#### MATERIAL ####

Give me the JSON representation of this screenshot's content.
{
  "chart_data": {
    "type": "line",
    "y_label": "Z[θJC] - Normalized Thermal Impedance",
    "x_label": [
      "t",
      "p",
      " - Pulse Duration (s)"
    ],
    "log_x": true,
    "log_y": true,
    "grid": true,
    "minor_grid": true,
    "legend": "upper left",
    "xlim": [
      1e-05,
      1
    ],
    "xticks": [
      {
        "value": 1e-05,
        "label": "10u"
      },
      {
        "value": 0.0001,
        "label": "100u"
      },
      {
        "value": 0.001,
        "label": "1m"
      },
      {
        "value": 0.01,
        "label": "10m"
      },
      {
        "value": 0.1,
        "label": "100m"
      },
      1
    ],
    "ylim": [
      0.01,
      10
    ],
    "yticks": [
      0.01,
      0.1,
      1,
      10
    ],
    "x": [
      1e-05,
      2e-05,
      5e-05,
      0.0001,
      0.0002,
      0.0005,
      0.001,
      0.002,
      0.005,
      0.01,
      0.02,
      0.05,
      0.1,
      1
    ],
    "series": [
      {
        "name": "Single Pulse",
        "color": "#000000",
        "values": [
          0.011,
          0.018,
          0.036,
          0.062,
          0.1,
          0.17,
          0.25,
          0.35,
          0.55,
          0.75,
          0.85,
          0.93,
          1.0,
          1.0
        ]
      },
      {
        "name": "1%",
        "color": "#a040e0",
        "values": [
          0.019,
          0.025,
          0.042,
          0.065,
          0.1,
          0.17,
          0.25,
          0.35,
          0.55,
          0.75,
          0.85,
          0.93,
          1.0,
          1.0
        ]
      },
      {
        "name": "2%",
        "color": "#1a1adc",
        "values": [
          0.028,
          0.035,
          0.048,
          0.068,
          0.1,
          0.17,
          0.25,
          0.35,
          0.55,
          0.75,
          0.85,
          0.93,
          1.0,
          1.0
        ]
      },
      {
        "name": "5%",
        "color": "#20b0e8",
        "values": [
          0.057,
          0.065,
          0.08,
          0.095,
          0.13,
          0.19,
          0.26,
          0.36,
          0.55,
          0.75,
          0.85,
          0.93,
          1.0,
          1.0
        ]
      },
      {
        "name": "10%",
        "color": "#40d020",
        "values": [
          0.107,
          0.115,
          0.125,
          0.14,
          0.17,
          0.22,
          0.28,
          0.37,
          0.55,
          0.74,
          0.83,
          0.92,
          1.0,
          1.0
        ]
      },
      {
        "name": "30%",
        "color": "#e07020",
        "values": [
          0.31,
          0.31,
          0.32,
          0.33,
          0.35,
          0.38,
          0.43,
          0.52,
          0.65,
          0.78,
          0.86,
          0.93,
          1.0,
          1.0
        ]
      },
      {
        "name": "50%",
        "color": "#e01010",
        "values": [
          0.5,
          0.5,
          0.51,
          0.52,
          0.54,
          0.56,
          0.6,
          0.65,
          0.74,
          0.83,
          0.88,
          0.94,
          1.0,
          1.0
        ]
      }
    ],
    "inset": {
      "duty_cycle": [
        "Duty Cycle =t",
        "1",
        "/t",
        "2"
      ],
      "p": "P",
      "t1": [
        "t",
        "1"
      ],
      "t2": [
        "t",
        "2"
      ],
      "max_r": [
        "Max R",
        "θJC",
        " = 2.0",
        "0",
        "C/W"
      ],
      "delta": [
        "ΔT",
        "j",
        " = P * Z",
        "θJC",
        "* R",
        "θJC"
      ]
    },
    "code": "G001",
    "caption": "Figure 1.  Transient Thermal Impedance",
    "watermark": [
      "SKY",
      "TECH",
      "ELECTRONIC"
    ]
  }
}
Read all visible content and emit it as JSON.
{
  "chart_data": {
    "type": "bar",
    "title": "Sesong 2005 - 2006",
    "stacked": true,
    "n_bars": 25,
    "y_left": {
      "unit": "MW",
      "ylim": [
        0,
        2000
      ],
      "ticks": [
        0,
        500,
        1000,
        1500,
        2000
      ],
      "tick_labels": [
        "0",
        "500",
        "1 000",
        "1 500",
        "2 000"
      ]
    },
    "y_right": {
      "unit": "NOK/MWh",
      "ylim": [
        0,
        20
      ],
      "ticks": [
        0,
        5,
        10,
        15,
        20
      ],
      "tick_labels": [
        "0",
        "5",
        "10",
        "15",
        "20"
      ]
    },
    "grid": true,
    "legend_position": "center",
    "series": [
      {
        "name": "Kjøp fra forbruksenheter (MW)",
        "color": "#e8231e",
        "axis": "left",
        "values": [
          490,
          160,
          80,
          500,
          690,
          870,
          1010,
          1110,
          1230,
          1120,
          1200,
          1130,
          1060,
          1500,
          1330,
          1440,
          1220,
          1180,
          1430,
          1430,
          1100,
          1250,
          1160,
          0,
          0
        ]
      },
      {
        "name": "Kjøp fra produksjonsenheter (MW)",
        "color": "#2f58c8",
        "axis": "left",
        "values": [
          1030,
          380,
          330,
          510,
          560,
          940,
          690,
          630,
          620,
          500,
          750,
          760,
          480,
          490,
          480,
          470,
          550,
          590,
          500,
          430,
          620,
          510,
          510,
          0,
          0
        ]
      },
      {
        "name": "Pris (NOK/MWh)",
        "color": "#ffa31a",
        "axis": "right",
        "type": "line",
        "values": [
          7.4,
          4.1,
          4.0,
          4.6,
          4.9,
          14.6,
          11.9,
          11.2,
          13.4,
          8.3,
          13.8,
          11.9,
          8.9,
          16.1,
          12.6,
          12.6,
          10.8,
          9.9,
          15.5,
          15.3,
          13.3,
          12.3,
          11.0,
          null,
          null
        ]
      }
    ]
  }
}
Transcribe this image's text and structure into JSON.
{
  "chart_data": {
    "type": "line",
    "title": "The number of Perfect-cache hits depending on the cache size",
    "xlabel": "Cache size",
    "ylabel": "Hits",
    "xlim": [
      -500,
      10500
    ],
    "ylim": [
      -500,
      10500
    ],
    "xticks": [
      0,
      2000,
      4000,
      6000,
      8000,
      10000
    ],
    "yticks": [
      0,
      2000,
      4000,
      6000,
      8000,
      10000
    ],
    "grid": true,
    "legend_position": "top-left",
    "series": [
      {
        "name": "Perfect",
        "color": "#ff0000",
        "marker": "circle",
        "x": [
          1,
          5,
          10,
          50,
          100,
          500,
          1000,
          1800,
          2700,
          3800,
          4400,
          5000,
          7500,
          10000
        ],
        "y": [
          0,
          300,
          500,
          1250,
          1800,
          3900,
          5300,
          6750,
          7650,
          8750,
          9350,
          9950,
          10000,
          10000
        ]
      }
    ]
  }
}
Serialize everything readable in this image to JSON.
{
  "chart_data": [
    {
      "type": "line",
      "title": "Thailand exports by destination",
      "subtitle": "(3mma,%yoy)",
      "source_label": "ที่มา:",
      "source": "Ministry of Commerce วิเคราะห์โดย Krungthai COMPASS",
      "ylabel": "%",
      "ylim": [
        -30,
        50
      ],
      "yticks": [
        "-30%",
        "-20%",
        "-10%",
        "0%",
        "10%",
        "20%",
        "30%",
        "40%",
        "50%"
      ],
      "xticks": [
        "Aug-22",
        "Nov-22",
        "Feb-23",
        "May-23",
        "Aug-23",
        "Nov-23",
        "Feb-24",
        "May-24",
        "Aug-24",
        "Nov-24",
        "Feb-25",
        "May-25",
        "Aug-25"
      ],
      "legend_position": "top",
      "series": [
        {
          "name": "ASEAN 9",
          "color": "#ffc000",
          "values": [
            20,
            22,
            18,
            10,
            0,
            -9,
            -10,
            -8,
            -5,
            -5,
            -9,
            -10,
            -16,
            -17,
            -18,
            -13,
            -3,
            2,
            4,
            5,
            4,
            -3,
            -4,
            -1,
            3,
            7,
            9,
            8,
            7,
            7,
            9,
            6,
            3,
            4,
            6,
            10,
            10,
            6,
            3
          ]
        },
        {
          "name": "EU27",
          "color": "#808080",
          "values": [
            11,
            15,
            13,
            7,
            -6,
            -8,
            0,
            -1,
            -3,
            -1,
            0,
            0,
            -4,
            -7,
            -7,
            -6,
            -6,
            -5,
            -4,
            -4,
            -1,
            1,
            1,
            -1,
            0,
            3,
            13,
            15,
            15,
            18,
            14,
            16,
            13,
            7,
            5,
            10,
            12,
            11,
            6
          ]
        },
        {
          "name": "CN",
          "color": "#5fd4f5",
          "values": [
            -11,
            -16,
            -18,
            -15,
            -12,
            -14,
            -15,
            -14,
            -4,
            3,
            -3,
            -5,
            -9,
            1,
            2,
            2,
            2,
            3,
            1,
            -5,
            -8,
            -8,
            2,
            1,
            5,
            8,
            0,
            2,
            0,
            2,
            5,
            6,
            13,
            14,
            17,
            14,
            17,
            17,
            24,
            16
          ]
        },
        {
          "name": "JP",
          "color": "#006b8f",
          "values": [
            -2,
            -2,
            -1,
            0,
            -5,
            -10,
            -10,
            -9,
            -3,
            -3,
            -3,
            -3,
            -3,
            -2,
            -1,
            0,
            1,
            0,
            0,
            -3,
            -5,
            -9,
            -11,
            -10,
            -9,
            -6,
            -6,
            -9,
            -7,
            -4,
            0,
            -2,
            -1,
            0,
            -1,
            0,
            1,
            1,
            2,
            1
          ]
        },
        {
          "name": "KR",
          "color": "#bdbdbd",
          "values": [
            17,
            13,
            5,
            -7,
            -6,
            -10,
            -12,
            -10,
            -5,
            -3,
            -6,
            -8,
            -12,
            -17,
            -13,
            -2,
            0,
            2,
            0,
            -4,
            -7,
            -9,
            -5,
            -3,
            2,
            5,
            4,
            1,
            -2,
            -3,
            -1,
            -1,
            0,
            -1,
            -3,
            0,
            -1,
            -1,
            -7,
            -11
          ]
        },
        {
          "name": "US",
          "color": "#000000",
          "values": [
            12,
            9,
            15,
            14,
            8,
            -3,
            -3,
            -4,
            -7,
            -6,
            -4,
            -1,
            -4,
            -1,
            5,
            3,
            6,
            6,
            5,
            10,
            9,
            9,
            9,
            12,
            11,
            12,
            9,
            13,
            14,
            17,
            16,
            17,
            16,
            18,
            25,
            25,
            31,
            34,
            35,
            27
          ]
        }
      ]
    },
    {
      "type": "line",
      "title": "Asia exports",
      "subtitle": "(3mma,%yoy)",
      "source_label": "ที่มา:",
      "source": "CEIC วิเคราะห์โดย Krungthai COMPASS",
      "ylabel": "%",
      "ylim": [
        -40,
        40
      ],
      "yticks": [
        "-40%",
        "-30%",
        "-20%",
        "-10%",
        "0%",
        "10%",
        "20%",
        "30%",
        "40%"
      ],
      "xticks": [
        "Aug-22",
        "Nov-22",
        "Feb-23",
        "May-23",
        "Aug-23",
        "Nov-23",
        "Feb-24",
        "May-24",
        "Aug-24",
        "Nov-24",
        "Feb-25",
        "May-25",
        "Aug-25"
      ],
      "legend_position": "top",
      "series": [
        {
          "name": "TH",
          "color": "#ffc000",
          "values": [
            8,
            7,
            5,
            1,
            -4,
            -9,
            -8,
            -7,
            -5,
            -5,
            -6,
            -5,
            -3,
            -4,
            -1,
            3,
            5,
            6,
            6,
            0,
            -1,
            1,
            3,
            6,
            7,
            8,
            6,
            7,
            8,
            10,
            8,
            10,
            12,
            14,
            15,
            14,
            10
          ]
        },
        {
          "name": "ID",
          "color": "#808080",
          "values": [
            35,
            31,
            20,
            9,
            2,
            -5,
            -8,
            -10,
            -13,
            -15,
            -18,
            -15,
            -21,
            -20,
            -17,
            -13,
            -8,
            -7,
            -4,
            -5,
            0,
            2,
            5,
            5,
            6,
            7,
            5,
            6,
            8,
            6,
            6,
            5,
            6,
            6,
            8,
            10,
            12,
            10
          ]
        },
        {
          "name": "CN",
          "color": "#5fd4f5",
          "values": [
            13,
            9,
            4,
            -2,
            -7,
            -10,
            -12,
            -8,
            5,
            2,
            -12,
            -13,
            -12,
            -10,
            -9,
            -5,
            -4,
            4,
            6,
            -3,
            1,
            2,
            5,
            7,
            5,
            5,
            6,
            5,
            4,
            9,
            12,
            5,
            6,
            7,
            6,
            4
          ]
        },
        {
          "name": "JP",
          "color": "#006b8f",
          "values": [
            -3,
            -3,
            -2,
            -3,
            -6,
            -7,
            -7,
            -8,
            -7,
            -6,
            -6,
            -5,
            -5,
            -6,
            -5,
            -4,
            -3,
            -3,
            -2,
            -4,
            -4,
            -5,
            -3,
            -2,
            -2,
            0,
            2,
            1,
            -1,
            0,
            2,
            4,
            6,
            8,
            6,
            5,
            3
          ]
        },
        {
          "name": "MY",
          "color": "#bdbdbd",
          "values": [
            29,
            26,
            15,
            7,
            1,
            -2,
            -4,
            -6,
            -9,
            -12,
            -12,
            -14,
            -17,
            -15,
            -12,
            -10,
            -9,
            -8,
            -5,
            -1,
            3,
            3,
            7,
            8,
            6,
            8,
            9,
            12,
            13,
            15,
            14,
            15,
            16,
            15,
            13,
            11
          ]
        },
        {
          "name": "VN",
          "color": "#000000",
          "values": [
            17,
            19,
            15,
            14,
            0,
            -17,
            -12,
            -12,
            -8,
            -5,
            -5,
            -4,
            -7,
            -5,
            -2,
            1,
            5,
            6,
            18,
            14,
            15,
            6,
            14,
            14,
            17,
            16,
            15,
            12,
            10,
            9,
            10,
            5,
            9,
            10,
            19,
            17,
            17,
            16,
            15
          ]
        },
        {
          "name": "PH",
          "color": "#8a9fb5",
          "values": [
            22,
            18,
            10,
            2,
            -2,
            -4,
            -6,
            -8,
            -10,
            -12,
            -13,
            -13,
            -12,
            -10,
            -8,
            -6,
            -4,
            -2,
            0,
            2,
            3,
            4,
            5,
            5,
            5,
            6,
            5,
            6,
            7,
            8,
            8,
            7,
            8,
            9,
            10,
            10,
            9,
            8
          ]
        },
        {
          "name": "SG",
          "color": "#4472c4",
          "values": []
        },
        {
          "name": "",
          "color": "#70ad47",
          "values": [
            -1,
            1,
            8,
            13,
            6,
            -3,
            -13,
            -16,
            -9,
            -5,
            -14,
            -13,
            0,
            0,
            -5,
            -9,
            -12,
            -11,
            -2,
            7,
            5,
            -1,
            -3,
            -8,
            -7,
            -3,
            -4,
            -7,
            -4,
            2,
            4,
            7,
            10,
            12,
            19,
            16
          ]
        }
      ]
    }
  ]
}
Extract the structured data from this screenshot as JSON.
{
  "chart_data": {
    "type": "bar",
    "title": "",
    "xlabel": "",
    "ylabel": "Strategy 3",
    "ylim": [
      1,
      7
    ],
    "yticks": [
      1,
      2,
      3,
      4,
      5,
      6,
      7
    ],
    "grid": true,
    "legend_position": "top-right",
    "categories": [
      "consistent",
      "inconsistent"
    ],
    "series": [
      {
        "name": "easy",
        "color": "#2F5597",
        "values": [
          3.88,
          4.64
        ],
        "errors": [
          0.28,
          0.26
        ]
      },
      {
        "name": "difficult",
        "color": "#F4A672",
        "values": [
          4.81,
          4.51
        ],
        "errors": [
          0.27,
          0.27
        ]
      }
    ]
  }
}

####

Out of the records, collect only those lines that contain the string "screenshot".

Give me the JSON representation of this screenshot's content.
Extract the structured data from this screenshot as JSON.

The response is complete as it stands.